* **Task objective**
For every line in the records that has the word "Disk", make a copy.

* **Raw records**
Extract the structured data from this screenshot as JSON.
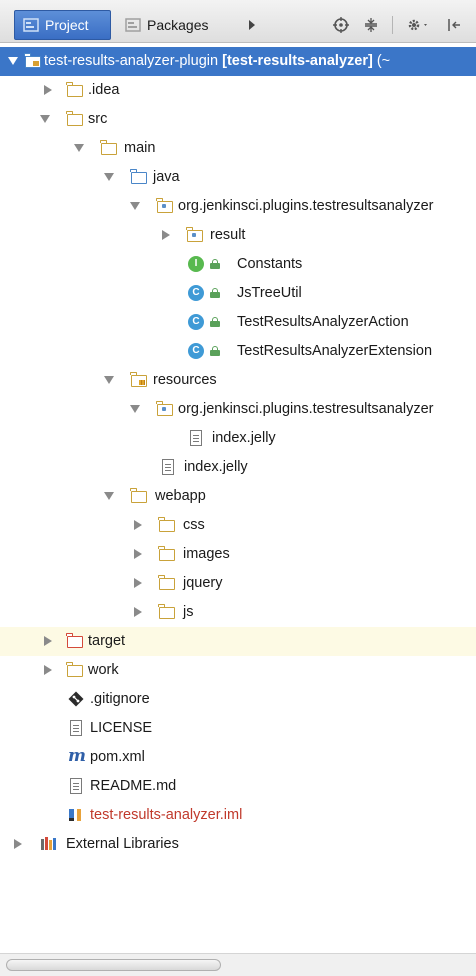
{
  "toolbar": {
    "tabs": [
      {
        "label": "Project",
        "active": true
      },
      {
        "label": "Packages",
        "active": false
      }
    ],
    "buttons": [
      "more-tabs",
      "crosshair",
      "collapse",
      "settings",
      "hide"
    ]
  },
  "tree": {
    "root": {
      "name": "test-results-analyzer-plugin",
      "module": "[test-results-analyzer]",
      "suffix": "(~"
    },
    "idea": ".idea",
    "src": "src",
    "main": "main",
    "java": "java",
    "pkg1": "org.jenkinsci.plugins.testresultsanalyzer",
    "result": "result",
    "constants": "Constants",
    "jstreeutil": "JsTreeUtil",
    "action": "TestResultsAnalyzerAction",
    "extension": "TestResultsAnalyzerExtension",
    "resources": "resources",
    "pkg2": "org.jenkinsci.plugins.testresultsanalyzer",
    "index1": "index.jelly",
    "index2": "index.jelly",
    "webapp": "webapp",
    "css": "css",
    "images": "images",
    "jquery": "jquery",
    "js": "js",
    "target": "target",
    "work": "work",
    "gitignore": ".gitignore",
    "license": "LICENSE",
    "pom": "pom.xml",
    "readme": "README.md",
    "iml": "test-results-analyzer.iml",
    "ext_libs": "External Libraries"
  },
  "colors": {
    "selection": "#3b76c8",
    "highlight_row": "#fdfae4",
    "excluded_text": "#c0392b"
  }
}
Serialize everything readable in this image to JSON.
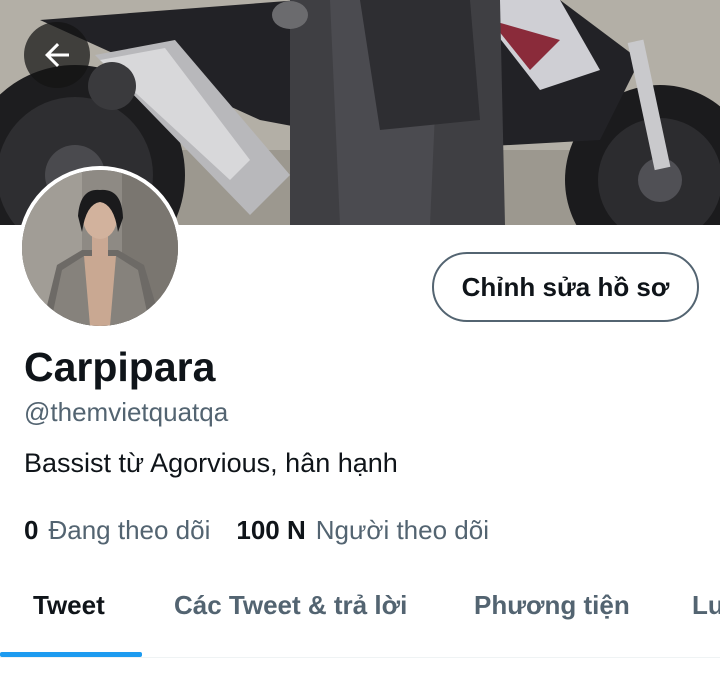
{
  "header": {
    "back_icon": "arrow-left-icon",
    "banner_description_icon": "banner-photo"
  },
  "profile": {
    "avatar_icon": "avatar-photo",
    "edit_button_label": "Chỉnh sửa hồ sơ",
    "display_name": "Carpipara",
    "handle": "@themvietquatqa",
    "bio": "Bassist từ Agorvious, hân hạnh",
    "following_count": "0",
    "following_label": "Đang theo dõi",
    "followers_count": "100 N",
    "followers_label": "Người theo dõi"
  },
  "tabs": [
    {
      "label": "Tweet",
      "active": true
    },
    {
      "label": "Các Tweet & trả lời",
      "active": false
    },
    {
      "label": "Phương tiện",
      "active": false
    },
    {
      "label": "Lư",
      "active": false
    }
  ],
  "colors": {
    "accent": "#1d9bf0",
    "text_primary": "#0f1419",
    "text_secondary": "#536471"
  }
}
...
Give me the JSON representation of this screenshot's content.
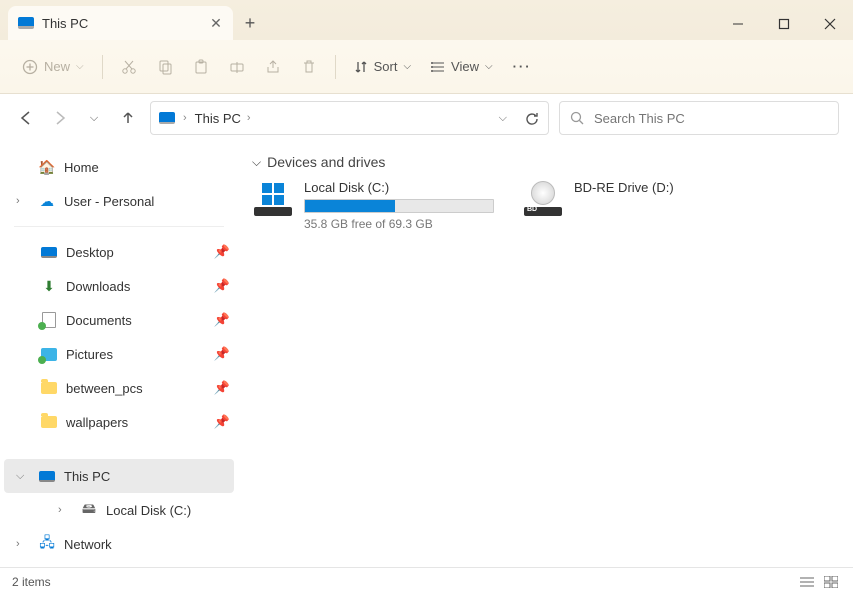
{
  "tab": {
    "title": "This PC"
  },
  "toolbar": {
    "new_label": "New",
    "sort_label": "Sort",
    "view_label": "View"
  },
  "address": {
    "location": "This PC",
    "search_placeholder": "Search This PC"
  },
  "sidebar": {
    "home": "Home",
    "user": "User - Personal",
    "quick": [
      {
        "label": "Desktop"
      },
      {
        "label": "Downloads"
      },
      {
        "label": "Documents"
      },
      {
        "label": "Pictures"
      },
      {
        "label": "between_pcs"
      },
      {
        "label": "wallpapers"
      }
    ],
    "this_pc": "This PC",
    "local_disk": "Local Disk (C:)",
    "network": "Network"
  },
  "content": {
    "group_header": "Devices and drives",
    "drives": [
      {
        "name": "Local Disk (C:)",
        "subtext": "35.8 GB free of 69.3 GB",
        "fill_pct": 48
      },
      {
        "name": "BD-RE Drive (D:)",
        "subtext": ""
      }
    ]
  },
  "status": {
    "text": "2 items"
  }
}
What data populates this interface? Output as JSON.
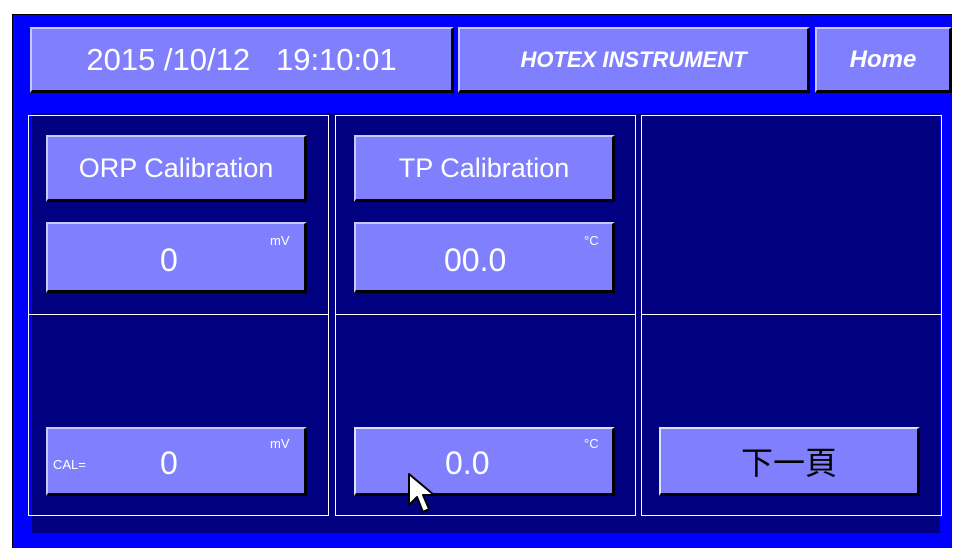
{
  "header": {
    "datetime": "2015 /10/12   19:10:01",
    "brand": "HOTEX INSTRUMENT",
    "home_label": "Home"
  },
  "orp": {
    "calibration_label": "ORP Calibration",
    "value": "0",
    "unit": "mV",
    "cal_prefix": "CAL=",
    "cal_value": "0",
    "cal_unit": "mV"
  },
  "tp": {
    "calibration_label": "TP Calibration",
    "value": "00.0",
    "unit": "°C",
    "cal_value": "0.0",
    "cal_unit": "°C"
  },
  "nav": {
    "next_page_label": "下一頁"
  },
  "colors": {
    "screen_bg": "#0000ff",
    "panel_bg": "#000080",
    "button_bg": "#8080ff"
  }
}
...
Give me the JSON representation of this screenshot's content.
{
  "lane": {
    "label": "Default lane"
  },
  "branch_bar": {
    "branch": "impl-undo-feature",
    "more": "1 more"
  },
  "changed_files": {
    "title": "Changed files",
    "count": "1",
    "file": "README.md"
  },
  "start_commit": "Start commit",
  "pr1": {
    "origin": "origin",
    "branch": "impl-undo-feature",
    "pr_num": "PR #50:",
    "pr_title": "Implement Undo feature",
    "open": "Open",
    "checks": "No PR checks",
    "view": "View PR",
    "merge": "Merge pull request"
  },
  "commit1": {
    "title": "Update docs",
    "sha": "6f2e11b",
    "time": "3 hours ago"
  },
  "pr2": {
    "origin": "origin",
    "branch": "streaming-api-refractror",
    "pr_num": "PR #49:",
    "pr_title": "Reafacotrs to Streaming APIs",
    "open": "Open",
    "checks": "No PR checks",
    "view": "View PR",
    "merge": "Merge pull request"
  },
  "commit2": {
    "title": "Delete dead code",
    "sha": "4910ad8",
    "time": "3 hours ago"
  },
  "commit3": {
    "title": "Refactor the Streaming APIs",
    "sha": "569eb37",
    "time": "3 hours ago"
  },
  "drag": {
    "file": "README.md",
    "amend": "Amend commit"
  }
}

* **Exercise solution**
    "local_disk": "Local Disk (C:)",
        "name": "Local Disk (C:)",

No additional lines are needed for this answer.